(Data records)

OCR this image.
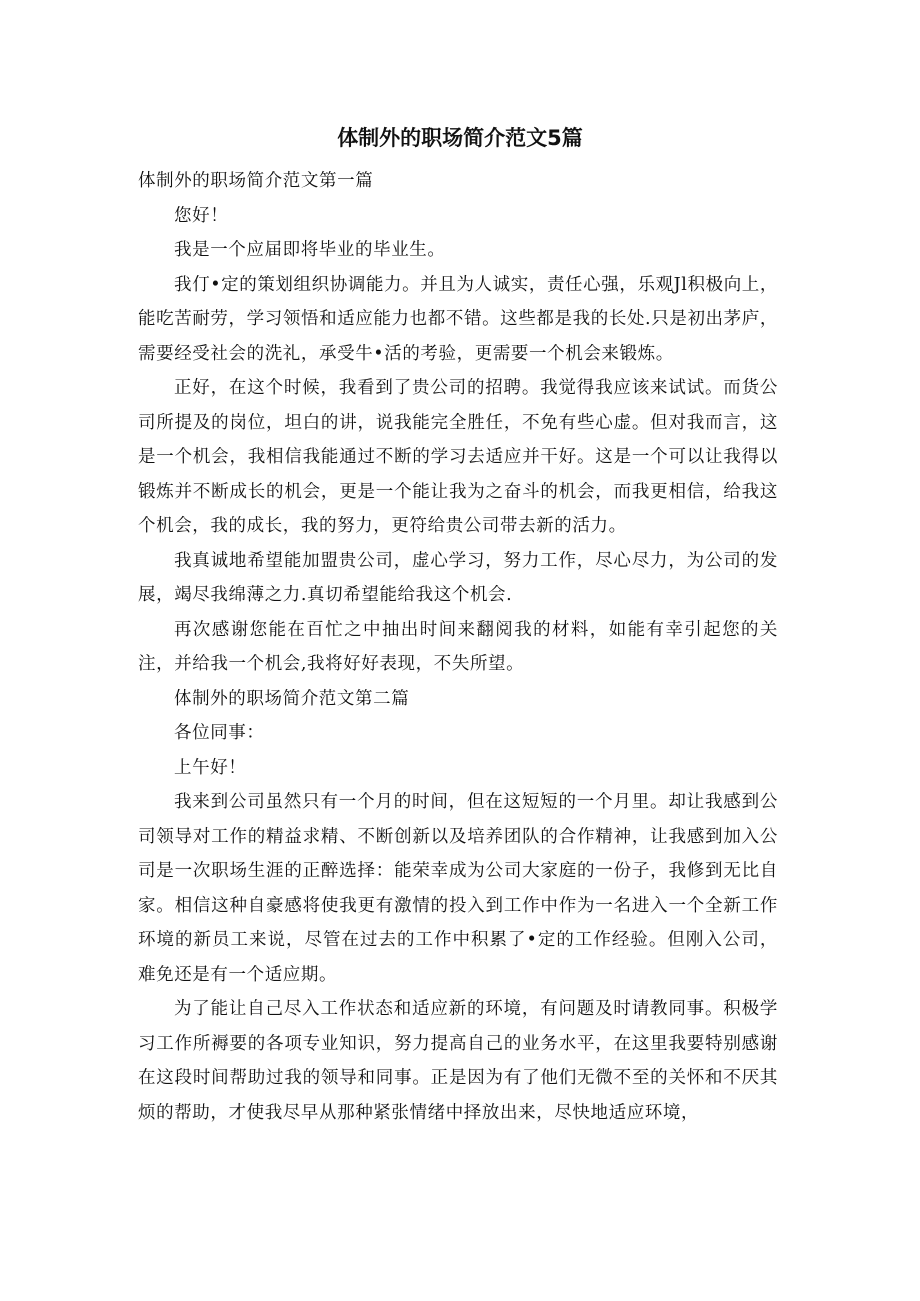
体制外的职场简介范文5篇

体制外的职场简介范文第一篇

您好！

我是一个应届即将毕业的毕业生。

我仃•定的策划组织协调能力。并且为人诚实，责任心强，乐观Jl积极向上，能吃苦耐劳，学习领悟和适应能力也都不错。这些都是我的长处.只是初出茅庐，需要经受社会的洗礼，承受牛•活的考验，更需要一个机会来锻炼。

正好，在这个时候，我看到了贵公司的招聘。我觉得我应该来试试。而货公司所提及的岗位，坦白的讲，说我能完全胜任，不免有些心虚。但对我而言，这是一个机会，我相信我能通过不断的学习去适应并干好。这是一个可以让我得以锻炼并不断成长的机会，更是一个能让我为之奋斗的机会，而我更相信，给我这个机会，我的成长，我的努力，更符给贵公司带去新的活力。

我真诚地希望能加盟贵公司，虚心学习，努力工作，尽心尽力，为公司的发展，竭尽我绵薄之力.真切希望能给我这个机会.

再次感谢您能在百忙之中抽出时间来翻阅我的材料，如能有幸引起您的关注，并给我一个机会,我将好好表现，不失所望。

体制外的职场简介范文第二篇

各位同事：

上午好！

我来到公司虽然只有一个月的时间，但在这短短的一个月里。却让我感到公司领导对工作的精益求精、不断创新以及培养团队的合作精神，让我感到加入公司是一次职场生涯的正醉选择：能荣幸成为公司大家庭的一份子，我修到无比自家。相信这种自豪感将使我更有激情的投入到工作中作为一名进入一个全新工作环境的新员工来说，尽管在过去的工作中积累了•定的工作经验。但刚入公司，难免还是有一个适应期。

为了能让自己尽入工作状态和适应新的环境，有问题及时请教同事。积极学习工作所褥要的各项专业知识，努力提高自己的业务水平，在这里我要特别感谢在这段时间帮助过我的领导和同事。正是因为有了他们无微不至的关怀和不厌其烦的帮助，才使我尽早从那种紧张情绪中择放出来，尽快地适应环境，
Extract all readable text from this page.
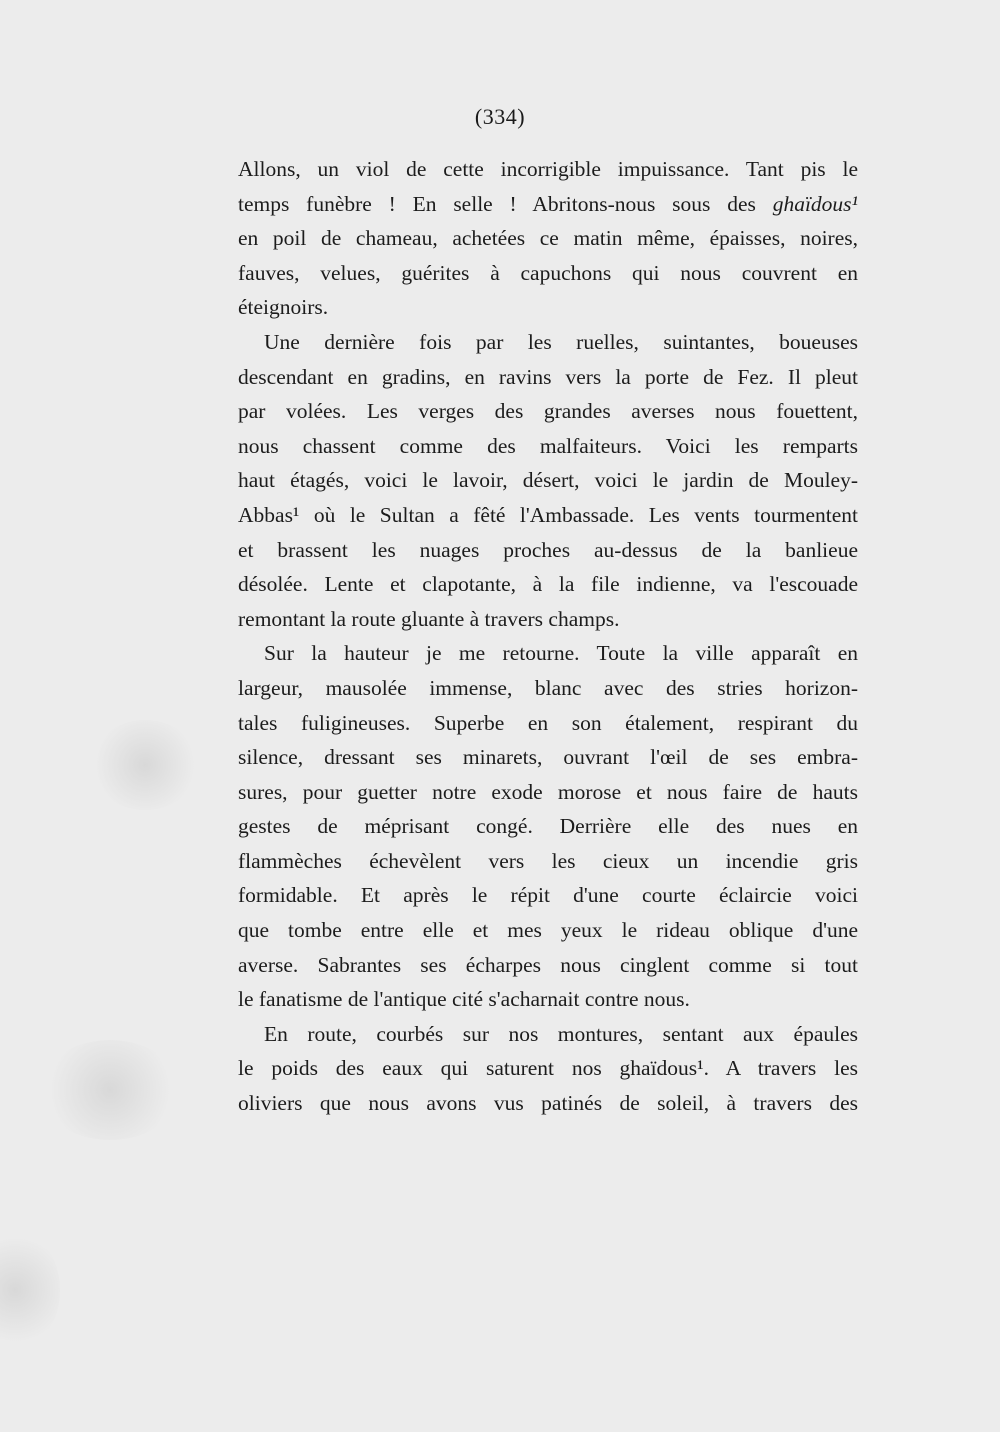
(334)
Allons, un viol de cette incorrigible impuissance. Tant pis le
temps funèbre ! En selle ! Abritons-nous sous des ghaïdous¹
en poil de chameau, achetées ce matin même, épaisses, noires,
fauves, velues, guérites à capuchons qui nous couvrent en
éteignoirs.
Une dernière fois par les ruelles, suintantes, boueuses
descendant en gradins, en ravins vers la porte de Fez. Il pleut
par volées. Les verges des grandes averses nous fouettent,
nous chassent comme des malfaiteurs. Voici les remparts
haut étagés, voici le lavoir, désert, voici le jardin de Mouley-
Abbas¹ où le Sultan a fêté l'Ambassade. Les vents tourmentent
et brassent les nuages proches au-dessus de la banlieue
désolée. Lente et clapotante, à la file indienne, va l'escouade
remontant la route gluante à travers champs.
Sur la hauteur je me retourne. Toute la ville apparaît en
largeur, mausolée immense, blanc avec des stries horizon-
tales fuligineuses. Superbe en son étalement, respirant du
silence, dressant ses minarets, ouvrant l'œil de ses embra-
sures, pour guetter notre exode morose et nous faire de hauts
gestes de méprisant congé. Derrière elle des nues en
flammèches échevèlent vers les cieux un incendie gris
formidable. Et après le répit d'une courte éclaircie voici
que tombe entre elle et mes yeux le rideau oblique d'une
averse. Sabrantes ses écharpes nous cinglent comme si tout
le fanatisme de l'antique cité s'acharnait contre nous.
En route, courbés sur nos montures, sentant aux épaules
le poids des eaux qui saturent nos ghaïdous¹. A travers les
oliviers que nous avons vus patinés de soleil, à travers des
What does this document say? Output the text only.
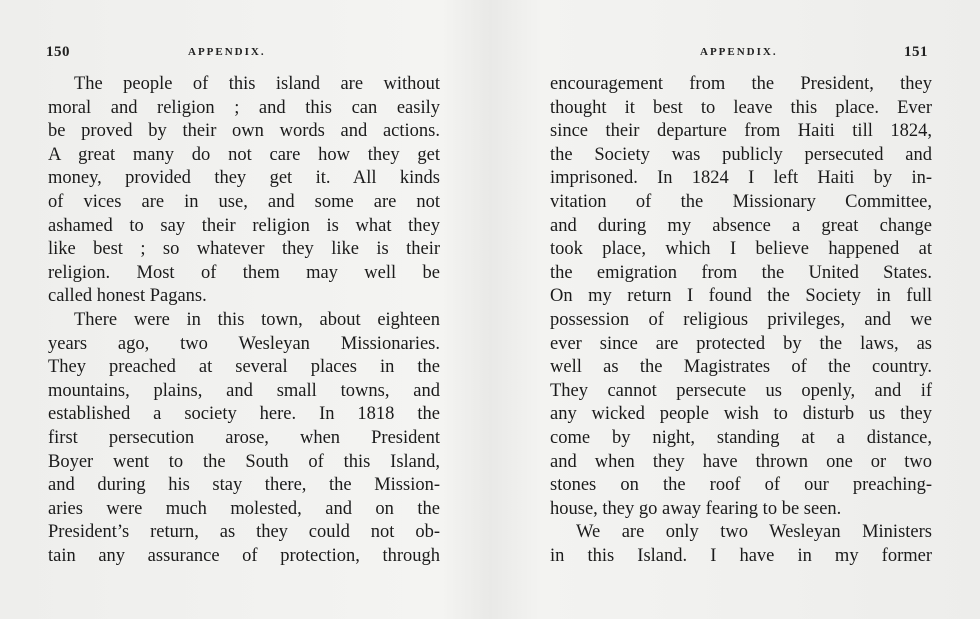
150	APPENDIX.
The people of this island are without
moral and religion ; and this can easily
be proved by their own words and actions.
A great many do not care how they get
money, provided they get it. All kinds
of vices are in use, and some are not
ashamed to say their religion is what they
like best ; so whatever they like is their
religion. Most of them may well be
called honest Pagans.
There were in this town, about eighteen
years ago, two Wesleyan Missionaries.
They preached at several places in the
mountains, plains, and small towns, and
established a society here. In 1818 the
first persecution arose, when President
Boyer went to the South of this Island,
and during his stay there, the Mission-
aries were much molested, and on the
President’s return, as they could not ob-
tain any assurance of protection, through
APPENDIX.	151
encouragement from the President, they
thought it best to leave this place. Ever
since their departure from Haiti till 1824,
the Society was publicly persecuted and
imprisoned. In 1824 I left Haiti by in-
vitation of the Missionary Committee,
and during my absence a great change
took place, which I believe happened at
the emigration from the United States.
On my return I found the Society in full
possession of religious privileges, and we
ever since are protected by the laws, as
well as the Magistrates of the country.
They cannot persecute us openly, and if
any wicked people wish to disturb us they
come by night, standing at a distance,
and when they have thrown one or two
stones on the roof of our preaching-
house, they go away fearing to be seen.
We are only two Wesleyan Ministers
in this Island. I have in my former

TASK REQUIREMENTS ▸ Give the number of lines in the records above that contain the word "President". Reply with that number alone.

ANSWER TO THIS TASK ▸ 3